--- start ---

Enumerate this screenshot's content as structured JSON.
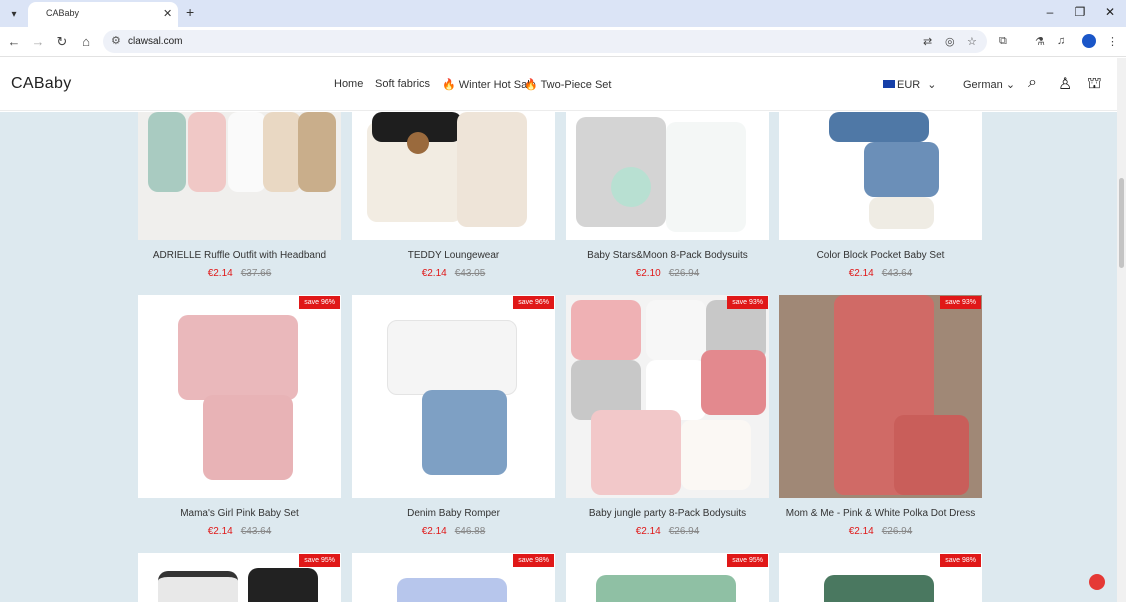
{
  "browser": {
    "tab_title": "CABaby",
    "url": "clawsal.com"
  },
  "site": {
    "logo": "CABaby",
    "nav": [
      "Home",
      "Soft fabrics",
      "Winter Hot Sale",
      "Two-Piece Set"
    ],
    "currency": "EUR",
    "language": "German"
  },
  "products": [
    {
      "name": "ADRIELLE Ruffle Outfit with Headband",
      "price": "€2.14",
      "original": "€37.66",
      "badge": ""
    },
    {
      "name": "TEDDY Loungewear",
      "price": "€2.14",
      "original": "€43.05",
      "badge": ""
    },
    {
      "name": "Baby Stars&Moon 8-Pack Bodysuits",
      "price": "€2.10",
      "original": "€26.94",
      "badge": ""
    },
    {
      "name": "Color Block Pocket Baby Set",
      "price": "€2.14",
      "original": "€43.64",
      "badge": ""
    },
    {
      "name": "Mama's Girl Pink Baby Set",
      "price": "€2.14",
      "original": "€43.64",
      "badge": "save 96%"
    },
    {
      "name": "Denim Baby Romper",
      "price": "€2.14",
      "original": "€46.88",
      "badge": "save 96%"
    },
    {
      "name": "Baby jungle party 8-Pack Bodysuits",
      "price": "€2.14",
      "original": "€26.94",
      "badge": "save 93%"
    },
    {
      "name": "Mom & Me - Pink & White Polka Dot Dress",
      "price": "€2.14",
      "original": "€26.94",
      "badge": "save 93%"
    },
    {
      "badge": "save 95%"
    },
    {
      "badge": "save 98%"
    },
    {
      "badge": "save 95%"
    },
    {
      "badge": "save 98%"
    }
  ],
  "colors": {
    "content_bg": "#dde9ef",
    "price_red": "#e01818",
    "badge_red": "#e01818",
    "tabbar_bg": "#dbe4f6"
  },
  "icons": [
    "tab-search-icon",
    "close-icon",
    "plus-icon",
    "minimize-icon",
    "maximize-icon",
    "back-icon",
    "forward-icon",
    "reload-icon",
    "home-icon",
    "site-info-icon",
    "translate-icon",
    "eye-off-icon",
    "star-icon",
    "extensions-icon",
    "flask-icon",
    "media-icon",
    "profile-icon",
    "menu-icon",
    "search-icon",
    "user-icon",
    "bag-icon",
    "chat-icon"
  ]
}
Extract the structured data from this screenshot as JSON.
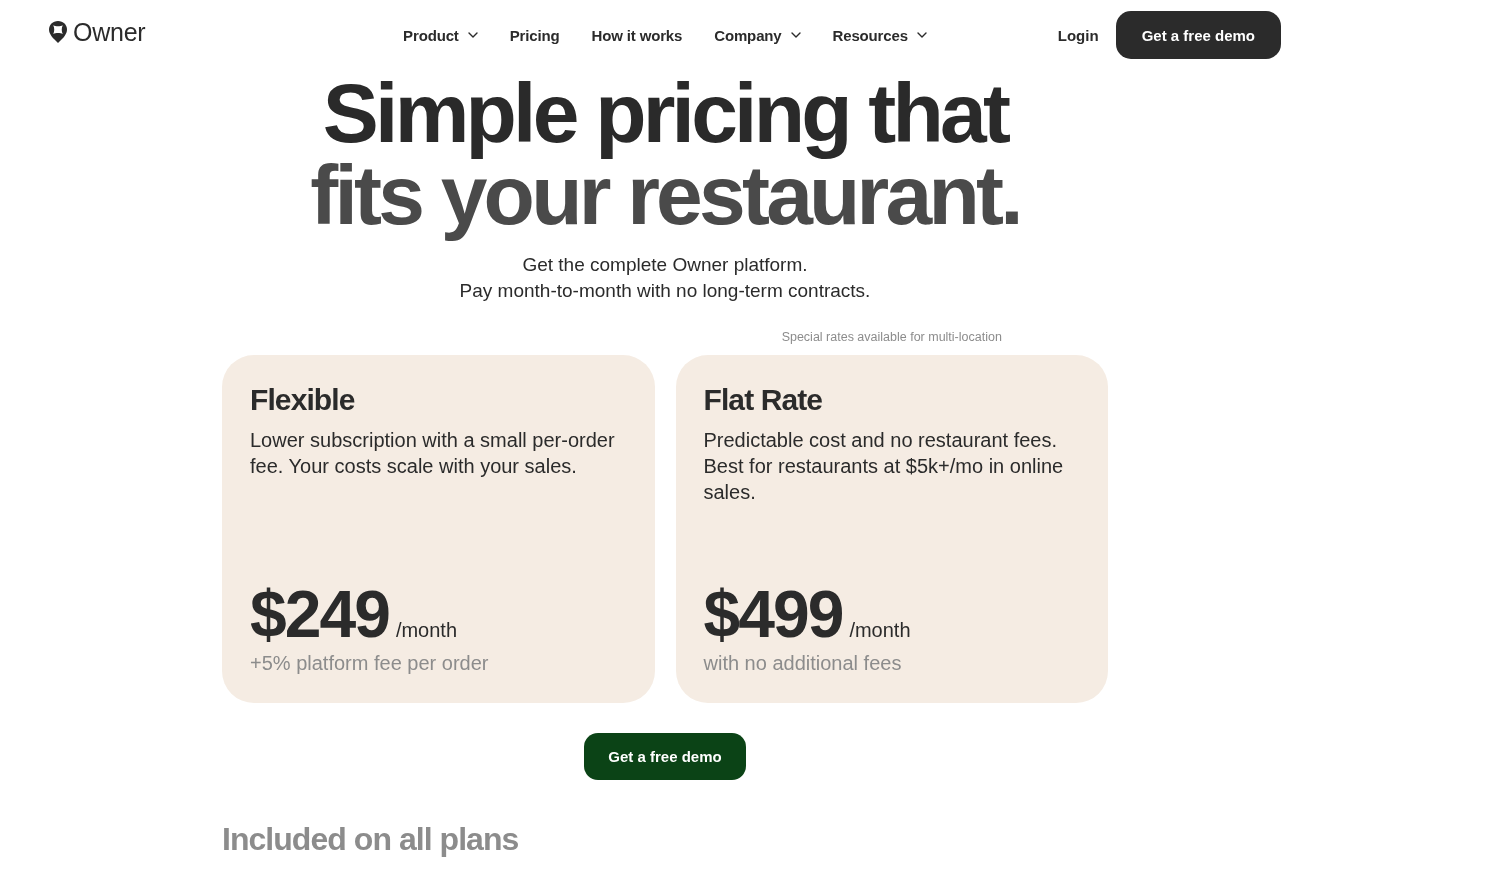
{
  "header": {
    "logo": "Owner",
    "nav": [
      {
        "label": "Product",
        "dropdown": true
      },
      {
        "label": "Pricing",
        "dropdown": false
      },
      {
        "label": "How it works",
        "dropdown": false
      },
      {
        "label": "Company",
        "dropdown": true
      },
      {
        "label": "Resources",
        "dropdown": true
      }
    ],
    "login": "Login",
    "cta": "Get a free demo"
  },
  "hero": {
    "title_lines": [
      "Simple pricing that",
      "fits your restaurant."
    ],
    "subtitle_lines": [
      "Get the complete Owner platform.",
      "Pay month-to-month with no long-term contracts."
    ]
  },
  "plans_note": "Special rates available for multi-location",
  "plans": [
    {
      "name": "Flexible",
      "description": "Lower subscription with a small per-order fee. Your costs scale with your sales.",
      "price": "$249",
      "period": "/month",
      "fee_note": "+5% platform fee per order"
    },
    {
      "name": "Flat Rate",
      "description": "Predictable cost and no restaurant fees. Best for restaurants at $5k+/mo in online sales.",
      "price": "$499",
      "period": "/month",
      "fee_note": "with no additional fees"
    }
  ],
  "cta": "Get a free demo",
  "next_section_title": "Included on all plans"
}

--- end ---

= What is expected =
Filter the data for the string "platform" and copy every line that has it.

= Result of the task =
      "Get the complete Owner platform.",
      "fee_note": "+5% platform fee per order"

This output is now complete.